## REQUIRED TASK
Output every entry exactly, from the first line to the last.

━━ LISTING

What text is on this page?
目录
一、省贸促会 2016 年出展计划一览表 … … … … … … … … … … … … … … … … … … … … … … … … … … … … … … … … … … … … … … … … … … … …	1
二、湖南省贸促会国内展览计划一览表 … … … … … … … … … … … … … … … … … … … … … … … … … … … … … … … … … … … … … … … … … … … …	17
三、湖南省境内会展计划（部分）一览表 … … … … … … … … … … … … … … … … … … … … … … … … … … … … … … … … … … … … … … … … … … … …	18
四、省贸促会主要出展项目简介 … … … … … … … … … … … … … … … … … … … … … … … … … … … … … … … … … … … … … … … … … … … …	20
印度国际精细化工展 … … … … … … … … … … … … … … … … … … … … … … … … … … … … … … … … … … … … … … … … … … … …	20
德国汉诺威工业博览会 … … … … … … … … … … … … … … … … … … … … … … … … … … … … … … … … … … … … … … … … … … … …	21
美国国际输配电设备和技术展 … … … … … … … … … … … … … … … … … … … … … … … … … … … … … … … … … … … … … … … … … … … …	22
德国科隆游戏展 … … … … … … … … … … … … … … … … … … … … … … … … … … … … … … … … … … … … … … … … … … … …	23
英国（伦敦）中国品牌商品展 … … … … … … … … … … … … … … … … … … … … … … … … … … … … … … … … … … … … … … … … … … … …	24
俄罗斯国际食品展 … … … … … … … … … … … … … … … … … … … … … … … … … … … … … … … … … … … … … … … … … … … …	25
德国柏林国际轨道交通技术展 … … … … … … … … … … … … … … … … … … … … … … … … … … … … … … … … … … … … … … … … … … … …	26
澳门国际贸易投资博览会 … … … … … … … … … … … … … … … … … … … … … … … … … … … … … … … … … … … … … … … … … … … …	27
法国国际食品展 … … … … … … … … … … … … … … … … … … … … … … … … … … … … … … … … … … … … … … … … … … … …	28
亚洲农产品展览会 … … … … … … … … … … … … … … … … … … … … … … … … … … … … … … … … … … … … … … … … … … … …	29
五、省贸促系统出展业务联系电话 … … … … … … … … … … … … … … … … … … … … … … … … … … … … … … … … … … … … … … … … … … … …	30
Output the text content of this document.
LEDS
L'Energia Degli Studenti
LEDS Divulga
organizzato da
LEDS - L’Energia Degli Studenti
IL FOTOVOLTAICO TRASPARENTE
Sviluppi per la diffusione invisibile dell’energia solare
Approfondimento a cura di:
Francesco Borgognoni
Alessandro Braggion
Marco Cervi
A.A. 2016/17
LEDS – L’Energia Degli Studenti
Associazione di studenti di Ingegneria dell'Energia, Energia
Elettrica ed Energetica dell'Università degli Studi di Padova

━━━━

## CORRECT ANSWER
What text is on this page?
目录
一、省贸促会 2016 年出展计划一览表 … … … … … … … … … … … … … … … … … … … … … … … … … … … … … … … … … … … … … … … … … … … …	1
二、湖南省贸促会国内展览计划一览表 … … … … … … … … … … … … … … … … … … … … … … … … … … … … … … … … … … … … … … … … … … … …	17
三、湖南省境内会展计划（部分）一览表 … … … … … … … … … … … … … … … … … … … … … … … … … … … … … … … … … … … … … … … … … … … …	18
四、省贸促会主要出展项目简介 … … … … … … … … … … … … … … … … … … … … … … … … … … … … … … … … … … … … … … … … … … … …	20
印度国际精细化工展 … … … … … … … … … … … … … … … … … … … … … … … … … … … … … … … … … … … … … … … … … … … …	20
德国汉诺威工业博览会 … … … … … … … … … … … … … … … … … … … … … … … … … … … … … … … … … … … … … … … … … … … …	21
美国国际输配电设备和技术展 … … … … … … … … … … … … … … … … … … … … … … … … … … … … … … … … … … … … … … … … … … … …	22
德国科隆游戏展 … … … … … … … … … … … … … … … … … … … … … … … … … … … … … … … … … … … … … … … … … … … …	23
英国（伦敦）中国品牌商品展 … … … … … … … … … … … … … … … … … … … … … … … … … … … … … … … … … … … … … … … … … … … …	24
俄罗斯国际食品展 … … … … … … … … … … … … … … … … … … … … … … … … … … … … … … … … … … … … … … … … … … … …	25
德国柏林国际轨道交通技术展 … … … … … … … … … … … … … … … … … … … … … … … … … … … … … … … … … … … … … … … … … … … …	26
澳门国际贸易投资博览会 … … … … … … … … … … … … … … … … … … … … … … … … … … … … … … … … … … … … … … … … … … … …	27
法国国际食品展 … … … … … … … … … … … … … … … … … … … … … … … … … … … … … … … … … … … … … … … … … … … …	28
亚洲农产品展览会 … … … … … … … … … … … … … … … … … … … … … … … … … … … … … … … … … … … … … … … … … … … …	29
五、省贸促系统出展业务联系电话 … … … … … … … … … … … … … … … … … … … … … … … … … … … … … … … … … … … … … … … … … … … …	30
Output the text content of this document.
LEDS
L'Energia Degli Studenti
LEDS Divulga
organizzato da
LEDS - L’Energia Degli Studenti
IL FOTOVOLTAICO TRASPARENTE
Sviluppi per la diffusione invisibile dell’energia solare
Approfondimento a cura di:
Francesco Borgognoni
Alessandro Braggion
Marco Cervi
A.A. 2016/17
LEDS – L’Energia Degli Studenti
Associazione di studenti di Ingegneria dell'Energia, Energia
Elettrica ed Energetica dell'Università degli Studi di Padova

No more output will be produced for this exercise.